-- START Data section --

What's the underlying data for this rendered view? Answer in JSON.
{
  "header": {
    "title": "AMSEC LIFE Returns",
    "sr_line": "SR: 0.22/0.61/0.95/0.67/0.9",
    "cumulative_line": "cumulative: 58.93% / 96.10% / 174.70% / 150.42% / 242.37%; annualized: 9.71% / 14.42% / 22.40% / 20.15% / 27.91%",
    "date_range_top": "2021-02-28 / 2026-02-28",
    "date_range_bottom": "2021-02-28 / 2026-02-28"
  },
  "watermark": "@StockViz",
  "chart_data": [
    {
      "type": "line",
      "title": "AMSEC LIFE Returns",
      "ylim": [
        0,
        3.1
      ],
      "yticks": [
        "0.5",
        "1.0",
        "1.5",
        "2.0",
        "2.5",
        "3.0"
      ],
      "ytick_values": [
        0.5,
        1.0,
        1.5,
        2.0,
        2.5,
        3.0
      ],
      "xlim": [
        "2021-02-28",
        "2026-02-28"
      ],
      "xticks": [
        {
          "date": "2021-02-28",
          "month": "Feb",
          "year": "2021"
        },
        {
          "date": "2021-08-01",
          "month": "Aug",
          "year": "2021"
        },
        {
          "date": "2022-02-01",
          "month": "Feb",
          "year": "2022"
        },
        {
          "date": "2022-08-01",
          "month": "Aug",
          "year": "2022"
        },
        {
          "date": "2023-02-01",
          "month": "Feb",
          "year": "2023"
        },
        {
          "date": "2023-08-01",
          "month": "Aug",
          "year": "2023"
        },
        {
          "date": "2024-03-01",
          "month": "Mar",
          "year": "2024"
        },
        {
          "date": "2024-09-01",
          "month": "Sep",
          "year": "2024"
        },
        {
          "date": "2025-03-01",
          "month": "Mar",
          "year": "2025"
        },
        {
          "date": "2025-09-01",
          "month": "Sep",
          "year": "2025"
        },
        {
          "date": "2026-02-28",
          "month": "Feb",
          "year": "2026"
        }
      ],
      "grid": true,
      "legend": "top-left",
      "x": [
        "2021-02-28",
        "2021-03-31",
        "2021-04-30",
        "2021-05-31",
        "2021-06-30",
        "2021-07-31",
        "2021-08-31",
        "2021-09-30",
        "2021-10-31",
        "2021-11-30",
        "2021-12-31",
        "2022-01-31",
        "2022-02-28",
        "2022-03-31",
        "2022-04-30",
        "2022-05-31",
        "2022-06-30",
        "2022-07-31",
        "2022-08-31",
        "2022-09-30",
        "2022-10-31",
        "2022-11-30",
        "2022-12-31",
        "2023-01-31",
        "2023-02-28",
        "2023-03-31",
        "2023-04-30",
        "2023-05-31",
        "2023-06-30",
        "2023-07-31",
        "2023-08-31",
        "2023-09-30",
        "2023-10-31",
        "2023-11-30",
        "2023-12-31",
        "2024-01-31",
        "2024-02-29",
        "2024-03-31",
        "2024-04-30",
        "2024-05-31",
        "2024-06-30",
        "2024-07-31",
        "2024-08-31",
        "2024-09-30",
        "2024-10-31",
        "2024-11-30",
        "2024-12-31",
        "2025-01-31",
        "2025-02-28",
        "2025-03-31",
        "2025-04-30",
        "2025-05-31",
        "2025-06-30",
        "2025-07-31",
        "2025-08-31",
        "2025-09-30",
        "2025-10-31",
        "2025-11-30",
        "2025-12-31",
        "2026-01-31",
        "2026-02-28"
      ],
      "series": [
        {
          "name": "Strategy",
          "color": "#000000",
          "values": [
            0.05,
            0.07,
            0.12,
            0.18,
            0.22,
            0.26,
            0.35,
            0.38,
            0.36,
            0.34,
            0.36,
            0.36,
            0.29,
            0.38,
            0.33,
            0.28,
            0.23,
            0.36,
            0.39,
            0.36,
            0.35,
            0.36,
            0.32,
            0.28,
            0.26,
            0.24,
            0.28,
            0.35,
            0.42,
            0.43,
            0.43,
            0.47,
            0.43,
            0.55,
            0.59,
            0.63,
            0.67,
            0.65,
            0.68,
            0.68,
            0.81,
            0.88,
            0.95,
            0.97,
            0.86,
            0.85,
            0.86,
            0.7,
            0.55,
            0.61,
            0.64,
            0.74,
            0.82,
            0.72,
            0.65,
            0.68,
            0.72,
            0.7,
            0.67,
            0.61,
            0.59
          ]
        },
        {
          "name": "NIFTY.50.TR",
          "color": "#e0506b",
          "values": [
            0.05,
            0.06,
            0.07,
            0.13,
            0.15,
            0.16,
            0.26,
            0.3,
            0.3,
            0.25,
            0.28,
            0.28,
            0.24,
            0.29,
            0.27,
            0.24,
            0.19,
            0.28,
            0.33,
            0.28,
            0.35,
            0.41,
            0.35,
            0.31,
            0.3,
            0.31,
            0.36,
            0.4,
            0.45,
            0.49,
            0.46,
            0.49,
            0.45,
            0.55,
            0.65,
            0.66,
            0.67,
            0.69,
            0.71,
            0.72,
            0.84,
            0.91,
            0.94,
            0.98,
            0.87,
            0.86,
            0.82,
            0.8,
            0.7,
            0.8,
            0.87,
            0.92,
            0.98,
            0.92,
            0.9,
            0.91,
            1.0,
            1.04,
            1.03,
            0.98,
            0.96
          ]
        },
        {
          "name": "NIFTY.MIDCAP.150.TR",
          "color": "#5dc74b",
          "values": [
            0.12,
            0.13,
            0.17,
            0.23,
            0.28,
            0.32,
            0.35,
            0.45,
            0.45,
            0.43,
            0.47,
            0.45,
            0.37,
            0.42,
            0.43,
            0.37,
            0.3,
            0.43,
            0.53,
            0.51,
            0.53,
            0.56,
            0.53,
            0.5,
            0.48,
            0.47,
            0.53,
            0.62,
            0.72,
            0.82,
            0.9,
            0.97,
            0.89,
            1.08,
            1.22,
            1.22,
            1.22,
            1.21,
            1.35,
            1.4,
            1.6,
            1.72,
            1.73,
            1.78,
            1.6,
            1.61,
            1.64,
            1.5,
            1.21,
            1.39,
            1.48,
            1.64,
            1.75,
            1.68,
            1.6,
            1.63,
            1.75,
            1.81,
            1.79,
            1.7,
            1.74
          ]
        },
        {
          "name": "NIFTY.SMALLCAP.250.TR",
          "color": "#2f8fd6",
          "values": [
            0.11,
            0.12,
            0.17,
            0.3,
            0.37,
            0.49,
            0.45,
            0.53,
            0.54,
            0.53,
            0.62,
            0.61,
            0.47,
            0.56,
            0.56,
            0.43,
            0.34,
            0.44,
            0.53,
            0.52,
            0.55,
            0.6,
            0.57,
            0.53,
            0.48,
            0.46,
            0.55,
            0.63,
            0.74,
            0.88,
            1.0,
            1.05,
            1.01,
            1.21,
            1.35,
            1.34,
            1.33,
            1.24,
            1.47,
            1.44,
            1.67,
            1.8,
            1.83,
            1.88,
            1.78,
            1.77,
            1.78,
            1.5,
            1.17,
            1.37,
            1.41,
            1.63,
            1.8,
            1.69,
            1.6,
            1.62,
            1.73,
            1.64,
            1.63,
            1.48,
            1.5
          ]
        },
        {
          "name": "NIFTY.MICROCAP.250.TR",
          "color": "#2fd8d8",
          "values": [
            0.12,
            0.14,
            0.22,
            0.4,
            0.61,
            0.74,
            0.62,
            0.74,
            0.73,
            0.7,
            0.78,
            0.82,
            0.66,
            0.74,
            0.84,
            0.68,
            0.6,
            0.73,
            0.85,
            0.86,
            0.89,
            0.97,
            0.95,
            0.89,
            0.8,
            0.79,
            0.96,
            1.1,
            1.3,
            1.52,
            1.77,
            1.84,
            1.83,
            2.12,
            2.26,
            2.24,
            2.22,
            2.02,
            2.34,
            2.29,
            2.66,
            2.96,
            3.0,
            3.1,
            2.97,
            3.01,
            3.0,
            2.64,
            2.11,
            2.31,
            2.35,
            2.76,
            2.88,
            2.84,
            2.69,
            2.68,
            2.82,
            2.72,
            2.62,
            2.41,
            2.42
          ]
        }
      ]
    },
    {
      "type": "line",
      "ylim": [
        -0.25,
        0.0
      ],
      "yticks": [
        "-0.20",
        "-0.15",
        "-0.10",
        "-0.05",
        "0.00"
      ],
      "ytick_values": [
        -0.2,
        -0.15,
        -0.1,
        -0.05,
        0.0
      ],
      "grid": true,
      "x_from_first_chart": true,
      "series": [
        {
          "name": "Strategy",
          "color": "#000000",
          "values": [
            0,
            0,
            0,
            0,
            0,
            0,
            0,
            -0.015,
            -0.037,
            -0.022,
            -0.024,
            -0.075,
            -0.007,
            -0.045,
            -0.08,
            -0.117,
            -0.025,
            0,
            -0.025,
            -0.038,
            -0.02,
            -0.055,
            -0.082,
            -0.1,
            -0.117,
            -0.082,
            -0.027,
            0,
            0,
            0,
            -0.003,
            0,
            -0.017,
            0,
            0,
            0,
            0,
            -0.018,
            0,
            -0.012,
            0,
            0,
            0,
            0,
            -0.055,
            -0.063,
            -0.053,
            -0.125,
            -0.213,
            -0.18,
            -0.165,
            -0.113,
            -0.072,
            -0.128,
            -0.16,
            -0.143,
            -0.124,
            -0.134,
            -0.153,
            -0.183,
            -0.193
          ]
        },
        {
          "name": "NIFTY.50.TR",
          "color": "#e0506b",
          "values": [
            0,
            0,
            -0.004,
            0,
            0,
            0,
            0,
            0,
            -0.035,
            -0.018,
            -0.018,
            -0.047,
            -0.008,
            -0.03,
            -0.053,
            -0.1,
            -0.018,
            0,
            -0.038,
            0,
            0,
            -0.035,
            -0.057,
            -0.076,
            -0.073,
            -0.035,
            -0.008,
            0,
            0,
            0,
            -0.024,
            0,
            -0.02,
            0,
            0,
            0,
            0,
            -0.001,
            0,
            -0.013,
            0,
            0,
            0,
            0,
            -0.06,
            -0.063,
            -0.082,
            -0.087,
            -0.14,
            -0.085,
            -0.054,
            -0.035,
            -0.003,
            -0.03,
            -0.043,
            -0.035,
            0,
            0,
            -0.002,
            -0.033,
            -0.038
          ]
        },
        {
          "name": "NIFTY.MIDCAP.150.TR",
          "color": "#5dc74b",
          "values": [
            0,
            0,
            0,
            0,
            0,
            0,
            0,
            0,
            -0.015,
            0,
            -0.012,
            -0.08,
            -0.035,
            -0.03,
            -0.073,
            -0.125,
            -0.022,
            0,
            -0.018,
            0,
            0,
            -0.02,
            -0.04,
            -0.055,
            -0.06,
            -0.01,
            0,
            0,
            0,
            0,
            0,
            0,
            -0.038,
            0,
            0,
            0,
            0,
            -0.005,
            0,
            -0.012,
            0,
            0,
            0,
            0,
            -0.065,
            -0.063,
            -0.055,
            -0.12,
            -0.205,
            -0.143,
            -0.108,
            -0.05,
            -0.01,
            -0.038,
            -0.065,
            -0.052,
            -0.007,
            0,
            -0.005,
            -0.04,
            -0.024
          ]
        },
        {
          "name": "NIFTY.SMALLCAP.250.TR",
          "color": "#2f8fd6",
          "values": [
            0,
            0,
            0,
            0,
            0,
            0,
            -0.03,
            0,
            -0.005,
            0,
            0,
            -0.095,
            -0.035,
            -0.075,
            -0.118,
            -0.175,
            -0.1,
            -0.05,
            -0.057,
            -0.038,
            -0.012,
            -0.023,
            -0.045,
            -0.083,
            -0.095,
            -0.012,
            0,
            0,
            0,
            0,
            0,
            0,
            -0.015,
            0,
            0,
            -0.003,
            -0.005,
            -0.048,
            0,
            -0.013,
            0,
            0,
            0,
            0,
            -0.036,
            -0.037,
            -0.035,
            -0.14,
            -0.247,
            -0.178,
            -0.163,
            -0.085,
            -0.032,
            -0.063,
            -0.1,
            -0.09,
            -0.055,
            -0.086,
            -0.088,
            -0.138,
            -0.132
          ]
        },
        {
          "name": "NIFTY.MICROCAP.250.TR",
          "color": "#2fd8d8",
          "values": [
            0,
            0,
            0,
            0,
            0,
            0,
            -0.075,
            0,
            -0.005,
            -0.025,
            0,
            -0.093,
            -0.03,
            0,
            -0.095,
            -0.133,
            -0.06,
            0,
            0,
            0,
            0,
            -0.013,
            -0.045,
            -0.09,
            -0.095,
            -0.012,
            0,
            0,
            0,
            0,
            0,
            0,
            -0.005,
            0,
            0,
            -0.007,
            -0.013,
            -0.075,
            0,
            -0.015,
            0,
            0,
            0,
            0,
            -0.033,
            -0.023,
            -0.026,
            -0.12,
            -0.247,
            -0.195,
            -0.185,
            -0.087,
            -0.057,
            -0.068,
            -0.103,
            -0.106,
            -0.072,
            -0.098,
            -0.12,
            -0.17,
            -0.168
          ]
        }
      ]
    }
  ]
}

-- END Data section --

Set task: Check every line of the material for the string "Returns" and give the number of lines that have it, without anything else.

The result: 2